[Recorded information]:
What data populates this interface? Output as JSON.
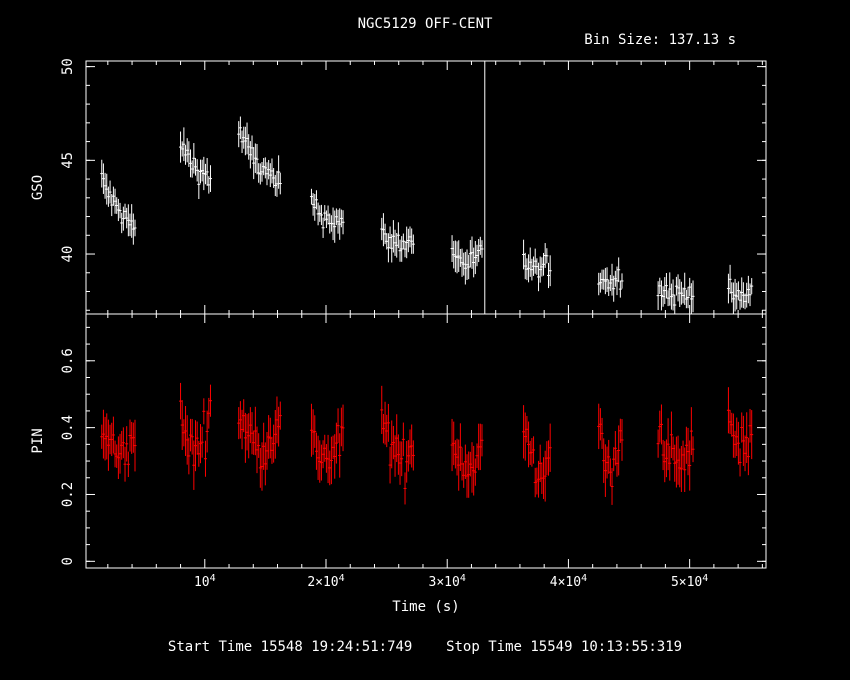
{
  "header": {
    "title": "NGC5129 OFF-CENT",
    "bin_size_text": "Bin Size: 137.13 s"
  },
  "footer": {
    "start_label": "Start Time",
    "start_value": "15548 19:24:51:749",
    "stop_label": "Stop Time",
    "stop_value": "15549 10:13:55:319"
  },
  "colors": {
    "background": "#000000",
    "axes": "#ffffff",
    "gso_series": "#ffffff",
    "pin_series": "#ff0000"
  },
  "chart_data": [
    {
      "type": "scatter",
      "panel": "top",
      "ylabel": "GSO",
      "xlabel": "Time (s)",
      "xlim": [
        200,
        56300
      ],
      "ylim": [
        36.8,
        50.3
      ],
      "yticks": [
        40,
        45,
        50
      ],
      "yticklabels": [
        "40",
        "45",
        "50"
      ],
      "grid": false,
      "series": [
        {
          "color": "#ffffff",
          "segments": [
            {
              "x0": 1500,
              "x1": 4300,
              "y": [
                44.0,
                43.0,
                42.3,
                41.8,
                41.2
              ]
            },
            {
              "x0": 8000,
              "x1": 10500,
              "y": [
                45.8,
                45.2,
                44.6,
                44.3,
                44.0
              ]
            },
            {
              "x0": 12800,
              "x1": 16300,
              "y": [
                46.5,
                45.5,
                44.6,
                44.1,
                43.6
              ]
            },
            {
              "x0": 18800,
              "x1": 21500,
              "y": [
                42.8,
                42.2,
                41.9,
                41.8,
                41.6
              ]
            },
            {
              "x0": 24600,
              "x1": 27300,
              "y": [
                41.0,
                40.7,
                40.6,
                40.6,
                40.8
              ]
            },
            {
              "x0": 30400,
              "x1": 32900,
              "y": [
                40.1,
                39.7,
                39.5,
                39.7,
                40.0
              ]
            },
            {
              "x0": 36300,
              "x1": 38500,
              "y": [
                39.6,
                39.3,
                39.1,
                39.2,
                39.4
              ]
            },
            {
              "x0": 42500,
              "x1": 44500,
              "y": [
                38.8,
                38.6,
                38.5,
                38.6,
                38.9
              ]
            },
            {
              "x0": 47400,
              "x1": 50400,
              "y": [
                38.2,
                38.0,
                37.8,
                38.0,
                38.2
              ]
            },
            {
              "x0": 53200,
              "x1": 55200,
              "y": [
                38.0,
                37.8,
                37.6,
                37.8,
                38.0
              ]
            }
          ]
        }
      ],
      "annotations": [
        {
          "type": "vertical-line",
          "x": 33100
        }
      ]
    },
    {
      "type": "scatter",
      "panel": "bottom",
      "ylabel": "PIN",
      "xlabel": "Time (s)",
      "xlim": [
        200,
        56300
      ],
      "ylim": [
        -0.02,
        0.74
      ],
      "yticks": [
        0,
        0.2,
        0.4,
        0.6
      ],
      "yticklabels": [
        "0",
        "0.2",
        "0.4",
        "0.6"
      ],
      "xticks": [
        10000,
        20000,
        30000,
        40000,
        50000
      ],
      "xticklabels": [
        "10^4",
        "2×10^4",
        "3×10^4",
        "4×10^4",
        "5×10^4"
      ],
      "grid": false,
      "series": [
        {
          "color": "#ff0000",
          "segments": [
            {
              "x0": 1500,
              "x1": 4300,
              "y": [
                0.38,
                0.36,
                0.3,
                0.34,
                0.38
              ]
            },
            {
              "x0": 8000,
              "x1": 10500,
              "y": [
                0.42,
                0.36,
                0.32,
                0.38,
                0.44
              ]
            },
            {
              "x0": 12800,
              "x1": 16300,
              "y": [
                0.44,
                0.38,
                0.33,
                0.38,
                0.42
              ]
            },
            {
              "x0": 18800,
              "x1": 21500,
              "y": [
                0.36,
                0.33,
                0.3,
                0.33,
                0.38
              ]
            },
            {
              "x0": 24600,
              "x1": 27300,
              "y": [
                0.42,
                0.36,
                0.3,
                0.3,
                0.36
              ]
            },
            {
              "x0": 30400,
              "x1": 32900,
              "y": [
                0.36,
                0.32,
                0.28,
                0.3,
                0.34
              ]
            },
            {
              "x0": 36300,
              "x1": 38500,
              "y": [
                0.4,
                0.32,
                0.24,
                0.28,
                0.36
              ]
            },
            {
              "x0": 42500,
              "x1": 44500,
              "y": [
                0.38,
                0.3,
                0.26,
                0.3,
                0.4
              ]
            },
            {
              "x0": 47400,
              "x1": 50400,
              "y": [
                0.4,
                0.34,
                0.28,
                0.3,
                0.36
              ]
            },
            {
              "x0": 53200,
              "x1": 55200,
              "y": [
                0.42,
                0.38,
                0.34,
                0.36,
                0.4
              ]
            }
          ]
        }
      ]
    }
  ]
}
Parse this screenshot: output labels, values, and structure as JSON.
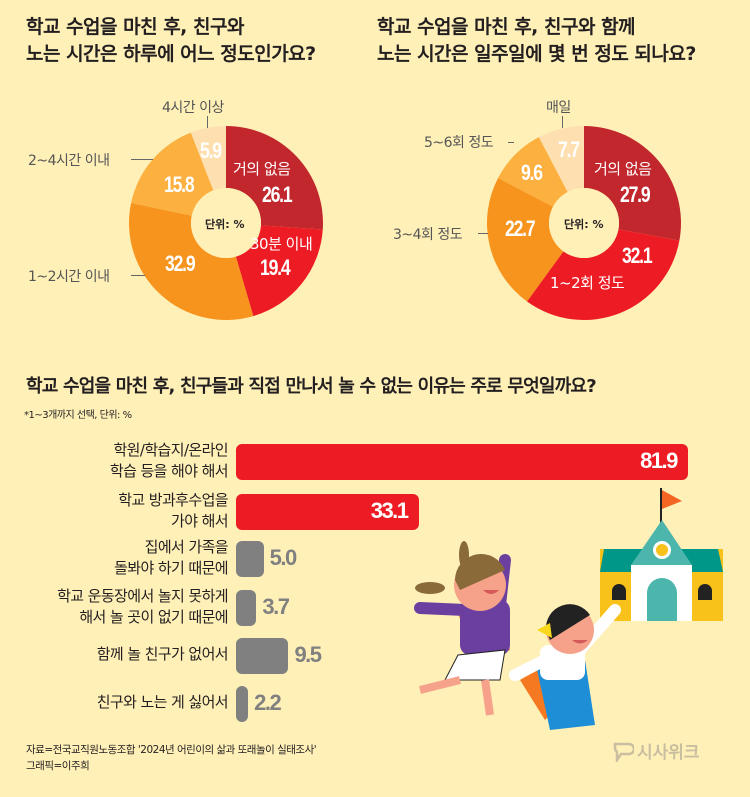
{
  "chart_data": [
    {
      "type": "pie",
      "title": "학교 수업을 마친 후, 친구와\n노는 시간은 하루에 어느 정도인가요?",
      "unit_label": "단위: %",
      "categories": [
        "거의 없음",
        "30분 이내",
        "1~2시간 이내",
        "2~4시간 이내",
        "4시간 이상"
      ],
      "values": [
        26.1,
        19.4,
        32.9,
        15.8,
        5.9
      ],
      "colors": [
        "#C1272D",
        "#ED1C24",
        "#F7941D",
        "#FBB040",
        "#FDDFB0"
      ]
    },
    {
      "type": "pie",
      "title": "학교 수업을 마친 후, 친구와 함께\n노는 시간은 일주일에 몇 번 정도 되나요?",
      "unit_label": "단위: %",
      "categories": [
        "거의 없음",
        "1~2회 정도",
        "3~4회 정도",
        "5~6회 정도",
        "매일"
      ],
      "values": [
        27.9,
        32.1,
        22.7,
        9.6,
        7.7
      ],
      "colors": [
        "#C1272D",
        "#ED1C24",
        "#F7941D",
        "#FBB040",
        "#FDDFB0"
      ]
    },
    {
      "type": "bar",
      "orientation": "horizontal",
      "title": "학교 수업을 마친 후, 친구들과 직접 만나서 놀 수 없는 이유는 주로 무엇일까요?",
      "note": "*1~3개까지 선택, 단위: %",
      "categories": [
        "학원/학습지/온라인\n학습 등을 해야 해서",
        "학교 방과후수업을\n가야 해서",
        "집에서 가족을\n돌봐야 하기 때문에",
        "학교 운동장에서 놀지 못하게\n해서 놀 곳이 없기 때문에",
        "함께 놀 친구가 없어서",
        "친구와 노는 게 싫어서"
      ],
      "values": [
        81.9,
        33.1,
        5.0,
        3.7,
        9.5,
        2.2
      ],
      "value_labels": [
        "81.9",
        "33.1",
        "5.0",
        "3.7",
        "9.5",
        "2.2"
      ],
      "colors": [
        "#ED1C24",
        "#ED1C24",
        "#808080",
        "#808080",
        "#808080",
        "#808080"
      ]
    }
  ],
  "footer": {
    "source": "자료=전국교직원노동조합 '2024년 어린이의 삶과 또래놀이 실태조사'\n그래픽=이주희",
    "logo_text": "시사위크"
  }
}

[Exercise details]: Restate each of the entries above word for word and skip every image.

[Result of the exercise]:
What data populates this interface? Output as JSON.
{
  "header": {
    "title": "NGC5129 OFF-CENT",
    "bin_size_text": "Bin Size: 137.13 s"
  },
  "footer": {
    "start_label": "Start Time",
    "start_value": "15548 19:24:51:749",
    "stop_label": "Stop Time",
    "stop_value": "15549 10:13:55:319"
  },
  "colors": {
    "background": "#000000",
    "axes": "#ffffff",
    "gso_series": "#ffffff",
    "pin_series": "#ff0000"
  },
  "chart_data": [
    {
      "type": "scatter",
      "panel": "top",
      "ylabel": "GSO",
      "xlabel": "Time (s)",
      "xlim": [
        200,
        56300
      ],
      "ylim": [
        36.8,
        50.3
      ],
      "yticks": [
        40,
        45,
        50
      ],
      "yticklabels": [
        "40",
        "45",
        "50"
      ],
      "grid": false,
      "series": [
        {
          "color": "#ffffff",
          "segments": [
            {
              "x0": 1500,
              "x1": 4300,
              "y": [
                44.0,
                43.0,
                42.3,
                41.8,
                41.2
              ]
            },
            {
              "x0": 8000,
              "x1": 10500,
              "y": [
                45.8,
                45.2,
                44.6,
                44.3,
                44.0
              ]
            },
            {
              "x0": 12800,
              "x1": 16300,
              "y": [
                46.5,
                45.5,
                44.6,
                44.1,
                43.6
              ]
            },
            {
              "x0": 18800,
              "x1": 21500,
              "y": [
                42.8,
                42.2,
                41.9,
                41.8,
                41.6
              ]
            },
            {
              "x0": 24600,
              "x1": 27300,
              "y": [
                41.0,
                40.7,
                40.6,
                40.6,
                40.8
              ]
            },
            {
              "x0": 30400,
              "x1": 32900,
              "y": [
                40.1,
                39.7,
                39.5,
                39.7,
                40.0
              ]
            },
            {
              "x0": 36300,
              "x1": 38500,
              "y": [
                39.6,
                39.3,
                39.1,
                39.2,
                39.4
              ]
            },
            {
              "x0": 42500,
              "x1": 44500,
              "y": [
                38.8,
                38.6,
                38.5,
                38.6,
                38.9
              ]
            },
            {
              "x0": 47400,
              "x1": 50400,
              "y": [
                38.2,
                38.0,
                37.8,
                38.0,
                38.2
              ]
            },
            {
              "x0": 53200,
              "x1": 55200,
              "y": [
                38.0,
                37.8,
                37.6,
                37.8,
                38.0
              ]
            }
          ]
        }
      ],
      "annotations": [
        {
          "type": "vertical-line",
          "x": 33100
        }
      ]
    },
    {
      "type": "scatter",
      "panel": "bottom",
      "ylabel": "PIN",
      "xlabel": "Time (s)",
      "xlim": [
        200,
        56300
      ],
      "ylim": [
        -0.02,
        0.74
      ],
      "yticks": [
        0,
        0.2,
        0.4,
        0.6
      ],
      "yticklabels": [
        "0",
        "0.2",
        "0.4",
        "0.6"
      ],
      "xticks": [
        10000,
        20000,
        30000,
        40000,
        50000
      ],
      "xticklabels": [
        "10^4",
        "2×10^4",
        "3×10^4",
        "4×10^4",
        "5×10^4"
      ],
      "grid": false,
      "series": [
        {
          "color": "#ff0000",
          "segments": [
            {
              "x0": 1500,
              "x1": 4300,
              "y": [
                0.38,
                0.36,
                0.3,
                0.34,
                0.38
              ]
            },
            {
              "x0": 8000,
              "x1": 10500,
              "y": [
                0.42,
                0.36,
                0.32,
                0.38,
                0.44
              ]
            },
            {
              "x0": 12800,
              "x1": 16300,
              "y": [
                0.44,
                0.38,
                0.33,
                0.38,
                0.42
              ]
            },
            {
              "x0": 18800,
              "x1": 21500,
              "y": [
                0.36,
                0.33,
                0.3,
                0.33,
                0.38
              ]
            },
            {
              "x0": 24600,
              "x1": 27300,
              "y": [
                0.42,
                0.36,
                0.3,
                0.3,
                0.36
              ]
            },
            {
              "x0": 30400,
              "x1": 32900,
              "y": [
                0.36,
                0.32,
                0.28,
                0.3,
                0.34
              ]
            },
            {
              "x0": 36300,
              "x1": 38500,
              "y": [
                0.4,
                0.32,
                0.24,
                0.28,
                0.36
              ]
            },
            {
              "x0": 42500,
              "x1": 44500,
              "y": [
                0.38,
                0.3,
                0.26,
                0.3,
                0.4
              ]
            },
            {
              "x0": 47400,
              "x1": 50400,
              "y": [
                0.4,
                0.34,
                0.28,
                0.3,
                0.36
              ]
            },
            {
              "x0": 53200,
              "x1": 55200,
              "y": [
                0.42,
                0.38,
                0.34,
                0.36,
                0.4
              ]
            }
          ]
        }
      ]
    }
  ]
}
Parse this screenshot: output labels, values, and structure as JSON.
{
  "chart_data": [
    {
      "type": "pie",
      "title": "학교 수업을 마친 후, 친구와\n노는 시간은 하루에 어느 정도인가요?",
      "unit_label": "단위: %",
      "categories": [
        "거의 없음",
        "30분 이내",
        "1~2시간 이내",
        "2~4시간 이내",
        "4시간 이상"
      ],
      "values": [
        26.1,
        19.4,
        32.9,
        15.8,
        5.9
      ],
      "colors": [
        "#C1272D",
        "#ED1C24",
        "#F7941D",
        "#FBB040",
        "#FDDFB0"
      ]
    },
    {
      "type": "pie",
      "title": "학교 수업을 마친 후, 친구와 함께\n노는 시간은 일주일에 몇 번 정도 되나요?",
      "unit_label": "단위: %",
      "categories": [
        "거의 없음",
        "1~2회 정도",
        "3~4회 정도",
        "5~6회 정도",
        "매일"
      ],
      "values": [
        27.9,
        32.1,
        22.7,
        9.6,
        7.7
      ],
      "colors": [
        "#C1272D",
        "#ED1C24",
        "#F7941D",
        "#FBB040",
        "#FDDFB0"
      ]
    },
    {
      "type": "bar",
      "orientation": "horizontal",
      "title": "학교 수업을 마친 후, 친구들과 직접 만나서 놀 수 없는 이유는 주로 무엇일까요?",
      "note": "*1~3개까지 선택, 단위: %",
      "categories": [
        "학원/학습지/온라인\n학습 등을 해야 해서",
        "학교 방과후수업을\n가야 해서",
        "집에서 가족을\n돌봐야 하기 때문에",
        "학교 운동장에서 놀지 못하게\n해서 놀 곳이 없기 때문에",
        "함께 놀 친구가 없어서",
        "친구와 노는 게 싫어서"
      ],
      "values": [
        81.9,
        33.1,
        5.0,
        3.7,
        9.5,
        2.2
      ],
      "value_labels": [
        "81.9",
        "33.1",
        "5.0",
        "3.7",
        "9.5",
        "2.2"
      ],
      "colors": [
        "#ED1C24",
        "#ED1C24",
        "#808080",
        "#808080",
        "#808080",
        "#808080"
      ]
    }
  ],
  "footer": {
    "source": "자료=전국교직원노동조합 '2024년 어린이의 삶과 또래놀이 실태조사'\n그래픽=이주희",
    "logo_text": "시사위크"
  }
}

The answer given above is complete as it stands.